▸ **REQUIREMENT**
Copy every line of the records that follow word for word, omitting the pictures.

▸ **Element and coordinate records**
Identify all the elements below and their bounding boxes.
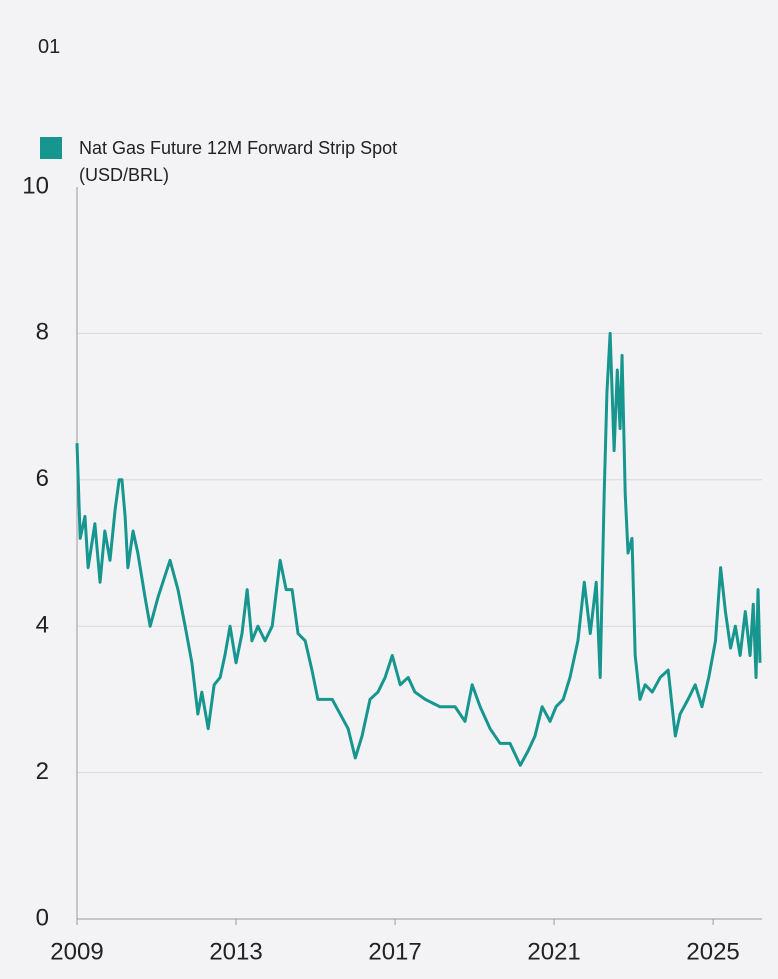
x-tick-label: 2017 bbox=[368, 938, 421, 965]
y-tick-label: 0 bbox=[36, 904, 49, 931]
x-tick-label: 2021 bbox=[527, 938, 580, 965]
legend-label: Nat Gas Future 12M Forward Strip Spot (U… bbox=[79, 138, 398, 185]
x-tick-label: 2009 bbox=[50, 938, 103, 965]
chart-title: 01 bbox=[38, 36, 61, 58]
y-tick-label: 8 bbox=[36, 319, 49, 346]
y-tick-label: 6 bbox=[36, 465, 49, 492]
data-line bbox=[75, 331, 762, 767]
y-tick-label: 2 bbox=[36, 758, 49, 785]
legend-swatch bbox=[40, 137, 62, 159]
legend: Nat Gas Future 12M Forward Strip Spot (U… bbox=[40, 137, 409, 189]
x-tick-label: 2025 bbox=[686, 938, 739, 965]
y-tick-label: 10 bbox=[22, 172, 49, 199]
x-tick-label: 2013 bbox=[209, 938, 262, 965]
y-tick-label: 4 bbox=[36, 612, 49, 639]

▸ **EXERCISE OUTPUT**
Identify all the elements below and their bounding boxes.
x-tick-label: 2017 bbox=[368, 938, 421, 965]
y-tick-label: 0 bbox=[36, 904, 49, 931]
x-tick-label: 2021 bbox=[527, 938, 580, 965]
legend-label: Nat Gas Future 12M Forward Strip Spot (U… bbox=[79, 138, 398, 185]
x-tick-label: 2009 bbox=[50, 938, 103, 965]
chart-title: 01 bbox=[38, 36, 61, 58]
y-tick-label: 8 bbox=[36, 319, 49, 346]
y-tick-label: 6 bbox=[36, 465, 49, 492]
data-line bbox=[75, 331, 762, 767]
y-tick-label: 2 bbox=[36, 758, 49, 785]
legend-swatch bbox=[40, 137, 62, 159]
legend: Nat Gas Future 12M Forward Strip Spot (U… bbox=[40, 137, 409, 189]
x-tick-label: 2025 bbox=[686, 938, 739, 965]
y-tick-label: 10 bbox=[22, 172, 49, 199]
x-tick-label: 2013 bbox=[209, 938, 262, 965]
y-tick-label: 4 bbox=[36, 612, 49, 639]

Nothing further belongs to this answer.